Quoted passage:
◇ ◇ ◇
Our lives now are a constant battle between attention and distraction. We receive on average 40 million ‘bits’ of information per second and can only focus on 40. This means that much of the time we feel we are learning we are often distracted, taking in much less than we could be. Being more mindful of our attention is a great way to counter the constant distractions - learning with intention. I for certain would be nowhere in terms of my own understanding of my passions and goals had I not only read and listened to books over the past year but really studied them. Not even close!

Paying attention to your attention: Focused Learning

So what does this actually mean in practice? Here’s a few of my tips for focused learning in the pursuit of passion.

1.      Focused Listening - Since last year I’ve been listening to books more frequently using Amazon Audible. Listening to an audiobook during a habitual task such a commuting is a good way to use time which is often wasted, and importantly whilst doing so being committed to it; listening with intention. I take notes on Google Keep (or apple notes) throughout so I don’t pass a few minutes in a day dream and then look back over these at a later point.

2.      Focused Reading – I’ve always struggled with reading as I tend to get easily distracted by ideas or my surroundings and have to keep returning to the top or a few pages back. I now always read with a highlighter and a pen, calling out key parts and writing my own thoughts. This way when I finish the book I review what I saw as most important and reread these bits to remind myself and prompt ideas.

3.      Focused Watching – I also realised that although many of us spend time watching great documentaries much of the time we at a maximum half engaged; the rest of our attentions wasted on some other distraction (Instagram scrolling being the greatest enemy). Leaving your phone out of reach and focusing on what you are watching makes the whole of it far more enjoyable and so much more valuable (quick test – try count how many times you pick up your phone next time you watch a film or TV show). Although I'm not promoting the 'tech-lash' here, I do see it as hugely effective to try distance yourself from the constant disturbances which are so often unimportant.

4.      Focused Working - one issue whilst working on something is the constant communication and demands placed on being available at all times. Whether through Teams or Skype at work, or from WhatsApp and any other channel, every time you check a notification or new message your focus is suddenly and instantly broken, inhibiting your flow and making it far harder to complete the task. Try keeping your phone away from you whilst on a task, close WhatsApp.Web, block out time in your own calendar and make every effort when possible to keep on one task at a time; real focus is far more beneficial than multitasking.
◇ ◇ ◇
Exercise data:
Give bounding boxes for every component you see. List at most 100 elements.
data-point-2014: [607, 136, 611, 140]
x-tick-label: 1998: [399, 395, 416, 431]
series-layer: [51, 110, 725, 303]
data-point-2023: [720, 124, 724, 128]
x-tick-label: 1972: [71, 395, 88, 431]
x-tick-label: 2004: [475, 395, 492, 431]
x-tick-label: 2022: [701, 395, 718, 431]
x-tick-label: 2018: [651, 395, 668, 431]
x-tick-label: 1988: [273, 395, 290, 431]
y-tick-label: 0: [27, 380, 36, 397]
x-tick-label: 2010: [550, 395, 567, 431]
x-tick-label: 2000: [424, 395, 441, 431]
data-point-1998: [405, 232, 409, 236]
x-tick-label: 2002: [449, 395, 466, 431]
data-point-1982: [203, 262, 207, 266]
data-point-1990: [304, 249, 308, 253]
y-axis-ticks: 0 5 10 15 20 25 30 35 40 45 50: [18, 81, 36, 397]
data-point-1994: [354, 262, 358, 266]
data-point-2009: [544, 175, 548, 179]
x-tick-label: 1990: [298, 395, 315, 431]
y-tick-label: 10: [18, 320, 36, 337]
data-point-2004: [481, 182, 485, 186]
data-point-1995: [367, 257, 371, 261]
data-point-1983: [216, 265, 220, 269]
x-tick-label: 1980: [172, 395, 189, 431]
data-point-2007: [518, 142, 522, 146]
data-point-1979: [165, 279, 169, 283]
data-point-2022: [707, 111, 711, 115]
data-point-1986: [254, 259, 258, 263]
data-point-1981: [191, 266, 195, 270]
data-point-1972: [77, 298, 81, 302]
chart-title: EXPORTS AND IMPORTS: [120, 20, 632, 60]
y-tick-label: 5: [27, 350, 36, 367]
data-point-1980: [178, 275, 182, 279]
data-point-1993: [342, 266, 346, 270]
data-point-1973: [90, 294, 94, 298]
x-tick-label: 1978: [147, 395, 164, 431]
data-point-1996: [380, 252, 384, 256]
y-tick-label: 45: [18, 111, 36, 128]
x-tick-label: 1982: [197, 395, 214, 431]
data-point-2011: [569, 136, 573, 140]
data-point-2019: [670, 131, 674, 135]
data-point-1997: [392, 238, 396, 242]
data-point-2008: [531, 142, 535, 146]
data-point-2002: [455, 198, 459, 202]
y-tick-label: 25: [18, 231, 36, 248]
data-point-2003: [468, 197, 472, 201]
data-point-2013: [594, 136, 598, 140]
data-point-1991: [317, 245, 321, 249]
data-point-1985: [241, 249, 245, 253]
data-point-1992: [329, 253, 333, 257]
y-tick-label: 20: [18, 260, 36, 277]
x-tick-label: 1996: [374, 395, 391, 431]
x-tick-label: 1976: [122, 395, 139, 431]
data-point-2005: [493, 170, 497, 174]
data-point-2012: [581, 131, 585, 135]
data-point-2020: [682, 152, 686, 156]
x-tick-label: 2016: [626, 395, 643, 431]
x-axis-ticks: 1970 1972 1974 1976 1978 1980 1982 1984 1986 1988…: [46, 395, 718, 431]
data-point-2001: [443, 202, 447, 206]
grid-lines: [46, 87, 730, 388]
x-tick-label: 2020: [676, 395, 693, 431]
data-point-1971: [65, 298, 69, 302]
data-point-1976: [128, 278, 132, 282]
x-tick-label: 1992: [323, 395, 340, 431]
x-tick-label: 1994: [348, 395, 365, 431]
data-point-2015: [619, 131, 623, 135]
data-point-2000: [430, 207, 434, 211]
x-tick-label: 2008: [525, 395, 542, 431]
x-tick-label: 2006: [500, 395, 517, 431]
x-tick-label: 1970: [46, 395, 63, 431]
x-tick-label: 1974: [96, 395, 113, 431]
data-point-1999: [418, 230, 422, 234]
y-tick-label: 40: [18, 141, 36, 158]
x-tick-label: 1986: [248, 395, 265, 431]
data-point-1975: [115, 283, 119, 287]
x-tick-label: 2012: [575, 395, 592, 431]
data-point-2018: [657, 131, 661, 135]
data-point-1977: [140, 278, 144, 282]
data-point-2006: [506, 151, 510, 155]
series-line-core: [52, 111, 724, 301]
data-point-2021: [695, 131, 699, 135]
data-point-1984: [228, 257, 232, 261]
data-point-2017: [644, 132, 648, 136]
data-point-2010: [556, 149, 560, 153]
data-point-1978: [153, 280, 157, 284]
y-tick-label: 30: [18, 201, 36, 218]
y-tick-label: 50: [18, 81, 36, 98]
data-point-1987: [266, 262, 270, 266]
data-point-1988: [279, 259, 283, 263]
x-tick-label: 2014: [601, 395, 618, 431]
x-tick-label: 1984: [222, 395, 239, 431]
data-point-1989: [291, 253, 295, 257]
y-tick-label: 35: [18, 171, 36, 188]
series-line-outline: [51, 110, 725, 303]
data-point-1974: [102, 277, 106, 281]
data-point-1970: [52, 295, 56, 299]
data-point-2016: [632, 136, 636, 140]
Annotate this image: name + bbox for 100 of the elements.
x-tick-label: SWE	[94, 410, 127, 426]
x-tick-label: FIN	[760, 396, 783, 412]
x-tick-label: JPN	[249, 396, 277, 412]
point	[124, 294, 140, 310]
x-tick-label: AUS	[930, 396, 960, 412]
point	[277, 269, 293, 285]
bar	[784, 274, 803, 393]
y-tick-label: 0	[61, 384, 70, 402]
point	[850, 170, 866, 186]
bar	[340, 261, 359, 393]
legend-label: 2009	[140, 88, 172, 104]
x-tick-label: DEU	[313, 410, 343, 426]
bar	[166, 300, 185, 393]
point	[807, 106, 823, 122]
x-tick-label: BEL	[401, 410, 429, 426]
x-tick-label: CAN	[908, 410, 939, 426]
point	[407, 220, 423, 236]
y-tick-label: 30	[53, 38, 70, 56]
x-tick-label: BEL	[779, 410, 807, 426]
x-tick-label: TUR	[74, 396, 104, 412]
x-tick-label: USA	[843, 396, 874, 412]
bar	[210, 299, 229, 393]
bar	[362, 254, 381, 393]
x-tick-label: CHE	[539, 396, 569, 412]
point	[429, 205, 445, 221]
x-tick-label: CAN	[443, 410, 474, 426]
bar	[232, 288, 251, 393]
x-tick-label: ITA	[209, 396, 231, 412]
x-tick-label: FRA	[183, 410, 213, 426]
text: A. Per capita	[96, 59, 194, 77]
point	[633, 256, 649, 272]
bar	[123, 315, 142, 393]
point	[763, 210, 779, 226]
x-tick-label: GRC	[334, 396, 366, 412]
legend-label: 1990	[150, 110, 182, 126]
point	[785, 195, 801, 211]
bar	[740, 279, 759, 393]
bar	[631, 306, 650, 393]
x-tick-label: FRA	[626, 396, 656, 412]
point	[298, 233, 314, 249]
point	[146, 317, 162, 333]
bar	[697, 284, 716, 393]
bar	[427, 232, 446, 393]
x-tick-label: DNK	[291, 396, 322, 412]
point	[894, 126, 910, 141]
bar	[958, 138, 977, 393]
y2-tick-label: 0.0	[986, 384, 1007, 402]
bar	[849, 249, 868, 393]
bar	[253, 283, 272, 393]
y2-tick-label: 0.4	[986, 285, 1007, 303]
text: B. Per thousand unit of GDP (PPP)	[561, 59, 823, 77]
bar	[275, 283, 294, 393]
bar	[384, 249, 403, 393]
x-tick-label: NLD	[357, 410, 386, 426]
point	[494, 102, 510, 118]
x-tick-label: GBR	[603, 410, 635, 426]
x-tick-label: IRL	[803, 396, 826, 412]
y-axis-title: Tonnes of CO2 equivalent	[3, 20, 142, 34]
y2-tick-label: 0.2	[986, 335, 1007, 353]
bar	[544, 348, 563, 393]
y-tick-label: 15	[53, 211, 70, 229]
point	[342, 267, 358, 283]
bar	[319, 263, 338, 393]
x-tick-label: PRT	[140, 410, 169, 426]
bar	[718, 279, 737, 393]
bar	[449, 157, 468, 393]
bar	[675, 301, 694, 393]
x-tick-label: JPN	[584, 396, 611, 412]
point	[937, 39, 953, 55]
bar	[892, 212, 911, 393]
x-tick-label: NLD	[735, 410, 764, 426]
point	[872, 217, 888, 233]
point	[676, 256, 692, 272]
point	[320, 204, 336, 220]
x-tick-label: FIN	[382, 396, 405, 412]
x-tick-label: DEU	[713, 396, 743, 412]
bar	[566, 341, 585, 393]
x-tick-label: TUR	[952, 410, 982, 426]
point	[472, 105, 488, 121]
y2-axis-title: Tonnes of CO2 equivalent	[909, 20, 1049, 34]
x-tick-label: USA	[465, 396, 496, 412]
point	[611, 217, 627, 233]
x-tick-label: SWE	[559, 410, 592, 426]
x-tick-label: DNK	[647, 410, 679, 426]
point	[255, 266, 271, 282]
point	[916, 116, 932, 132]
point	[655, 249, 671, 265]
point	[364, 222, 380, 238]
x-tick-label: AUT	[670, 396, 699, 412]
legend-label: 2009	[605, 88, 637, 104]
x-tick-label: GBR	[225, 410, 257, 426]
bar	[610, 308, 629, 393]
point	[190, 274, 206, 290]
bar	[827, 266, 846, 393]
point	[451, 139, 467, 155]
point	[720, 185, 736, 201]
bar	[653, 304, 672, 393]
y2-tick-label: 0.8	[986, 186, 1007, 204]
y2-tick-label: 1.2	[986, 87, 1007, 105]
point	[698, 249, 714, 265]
◇ ◇ ◇
What is needed:
Please answer these from the focused learning text:
1. On average, how many bits of information do we receive per second?
2. Where does the writer take notes while listening to audiobooks?
3. What two items does the writer always read with?

Written reply:
1. 40 million
2. Google Keep (or Apple Notes)
3. A highlighter and a pen